▸ **GOAL**:
A verbatim copy of the records is required, with all pictures left out.

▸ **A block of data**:
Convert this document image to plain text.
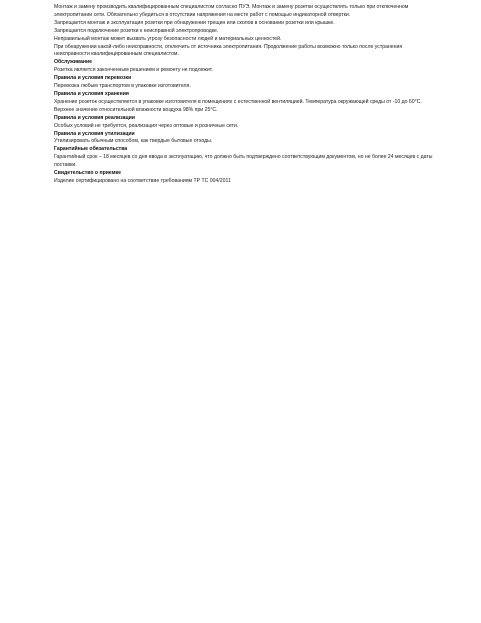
Монтаж и замену производить квалифицированным специалистом согласно ПУЭ. Монтаж и замену розетки осуществлять только при отключенном электропитании сети. Обязательно убедиться в отсутствии напряжения на месте работ с помощью индикаторной отвертки.

Запрещается монтаж и эксплуатация розетки при обнаружении трещин или сколов в основании розетки или крышке.

Запрещается подключение розетки к неисправной электропроводке.

Неправильный монтаж может вызвать угрозу безопасности людей и материальных ценностей.

При обнаружении какой-либо неисправности, отключить от источника электропитания. Продолжение работы возможно только после устранения неисправности квалифицированным специалистом.

Обслуживание

Розетка является законченным решением и ремонту не подлежит.

Правила и условия перевозки

Перевозка любым транспортом в упаковке изготовителя.

Правила и условия хранения

Хранение розеток осуществляется в упаковке изготовителя в помещениях с естественной вентиляцией. Температура окружающей среды от -10 до 60°C. Верхнее значение относительной влажности воздуха 98% при 25°C.

Правила и условия реализации

Особых условий не требуется, реализация через оптовые и розничные сети.

Правила и условия утилизации

Утилизировать обычным способом, как твердые бытовые отходы.

Гарантийные обязательства

Гарантийный срок – 18 месяцев со дня ввода в эксплуатацию, что должно быть подтверждено соответствующим документом, но не более 24 месяцев с даты поставки.

Свидетельство о приемке

Изделие сертифицировано на соответствие требованиям ТР ТС 004/2011
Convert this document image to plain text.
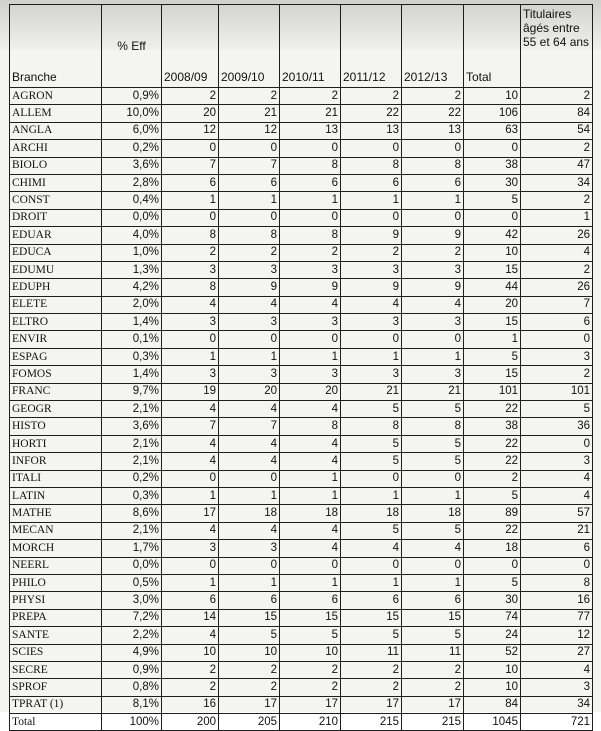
Branche	% Eff	2008/09	2009/10	2010/11	2011/12	2012/13	Total	Titulaires âgés entre 55 et 64 ans
AGRON	0,9%	2	2	2	2	2	10	2
ALLEM	10,0%	20	21	21	22	22	106	84
ANGLA	6,0%	12	12	13	13	13	63	54
ARCHI	0,2%	0	0	0	0	0	0	2
BIOLO	3,6%	7	7	8	8	8	38	47
CHIMI	2,8%	6	6	6	6	6	30	34
CONST	0,4%	1	1	1	1	1	5	2
DROIT	0,0%	0	0	0	0	0	0	1
EDUAR	4,0%	8	8	8	9	9	42	26
EDUCA	1,0%	2	2	2	2	2	10	4
EDUMU	1,3%	3	3	3	3	3	15	2
EDUPH	4,2%	8	9	9	9	9	44	26
ELETE	2,0%	4	4	4	4	4	20	7
ELTRO	1,4%	3	3	3	3	3	15	6
ENVIR	0,1%	0	0	0	0	0	1	0
ESPAG	0,3%	1	1	1	1	1	5	3
FOMOS	1,4%	3	3	3	3	3	15	2
FRANC	9,7%	19	20	20	21	21	101	101
GEOGR	2,1%	4	4	4	5	5	22	5
HISTO	3,6%	7	7	8	8	8	38	36
HORTI	2,1%	4	4	4	5	5	22	0
INFOR	2,1%	4	4	4	5	5	22	3
ITALI	0,2%	0	0	1	0	0	2	4
LATIN	0,3%	1	1	1	1	1	5	4
MATHE	8,6%	17	18	18	18	18	89	57
MECAN	2,1%	4	4	4	5	5	22	21
MORCH	1,7%	3	3	4	4	4	18	6
NEERL	0,0%	0	0	0	0	0	0	0
PHILO	0,5%	1	1	1	1	1	5	8
PHYSI	3,0%	6	6	6	6	6	30	16
PREPA	7,2%	14	15	15	15	15	74	77
SANTE	2,2%	4	5	5	5	5	24	12
SCIES	4,9%	10	10	10	11	11	52	27
SECRE	0,9%	2	2	2	2	2	10	4
SPROF	0,8%	2	2	2	2	2	10	3
TPRAT (1)	8,1%	16	17	17	17	17	84	34
Total	100%	200	205	210	215	215	1045	721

▸ **TASK RESPONSE**:
Convert this document image to plain text.
Монтаж и замену производить квалифицированным специалистом согласно ПУЭ. Монтаж и замену розетки осуществлять только при отключенном электропитании сети. Обязательно убедиться в отсутствии напряжения на месте работ с помощью индикаторной отвертки.

Запрещается монтаж и эксплуатация розетки при обнаружении трещин или сколов в основании розетки или крышке.

Запрещается подключение розетки к неисправной электропроводке.

Неправильный монтаж может вызвать угрозу безопасности людей и материальных ценностей.

При обнаружении какой-либо неисправности, отключить от источника электропитания. Продолжение работы возможно только после устранения неисправности квалифицированным специалистом.

Обслуживание

Розетка является законченным решением и ремонту не подлежит.

Правила и условия перевозки

Перевозка любым транспортом в упаковке изготовителя.

Правила и условия хранения

Хранение розеток осуществляется в упаковке изготовителя в помещениях с естественной вентиляцией. Температура окружающей среды от -10 до 60°C. Верхнее значение относительной влажности воздуха 98% при 25°C.

Правила и условия реализации

Особых условий не требуется, реализация через оптовые и розничные сети.

Правила и условия утилизации

Утилизировать обычным способом, как твердые бытовые отходы.

Гарантийные обязательства

Гарантийный срок – 18 месяцев со дня ввода в эксплуатацию, что должно быть подтверждено соответствующим документом, но не более 24 месяцев с даты поставки.

Свидетельство о приемке

Изделие сертифицировано на соответствие требованиям ТР ТС 004/2011
Convert this document image to plain text.
Branche	% Eff	2008/09	2009/10	2010/11	2011/12	2012/13	Total	Titulaires âgés entre 55 et 64 ans
AGRON	0,9%	2	2	2	2	2	10	2
ALLEM	10,0%	20	21	21	22	22	106	84
ANGLA	6,0%	12	12	13	13	13	63	54
ARCHI	0,2%	0	0	0	0	0	0	2
BIOLO	3,6%	7	7	8	8	8	38	47
CHIMI	2,8%	6	6	6	6	6	30	34
CONST	0,4%	1	1	1	1	1	5	2
DROIT	0,0%	0	0	0	0	0	0	1
EDUAR	4,0%	8	8	8	9	9	42	26
EDUCA	1,0%	2	2	2	2	2	10	4
EDUMU	1,3%	3	3	3	3	3	15	2
EDUPH	4,2%	8	9	9	9	9	44	26
ELETE	2,0%	4	4	4	4	4	20	7
ELTRO	1,4%	3	3	3	3	3	15	6
ENVIR	0,1%	0	0	0	0	0	1	0
ESPAG	0,3%	1	1	1	1	1	5	3
FOMOS	1,4%	3	3	3	3	3	15	2
FRANC	9,7%	19	20	20	21	21	101	101
GEOGR	2,1%	4	4	4	5	5	22	5
HISTO	3,6%	7	7	8	8	8	38	36
HORTI	2,1%	4	4	4	5	5	22	0
INFOR	2,1%	4	4	4	5	5	22	3
ITALI	0,2%	0	0	1	0	0	2	4
LATIN	0,3%	1	1	1	1	1	5	4
MATHE	8,6%	17	18	18	18	18	89	57
MECAN	2,1%	4	4	4	5	5	22	21
MORCH	1,7%	3	3	4	4	4	18	6
NEERL	0,0%	0	0	0	0	0	0	0
PHILO	0,5%	1	1	1	1	1	5	8
PHYSI	3,0%	6	6	6	6	6	30	16
PREPA	7,2%	14	15	15	15	15	74	77
SANTE	2,2%	4	5	5	5	5	24	12
SCIES	4,9%	10	10	10	11	11	52	27
SECRE	0,9%	2	2	2	2	2	10	4
SPROF	0,8%	2	2	2	2	2	10	3
TPRAT (1)	8,1%	16	17	17	17	17	84	34
Total	100%	200	205	210	215	215	1045	721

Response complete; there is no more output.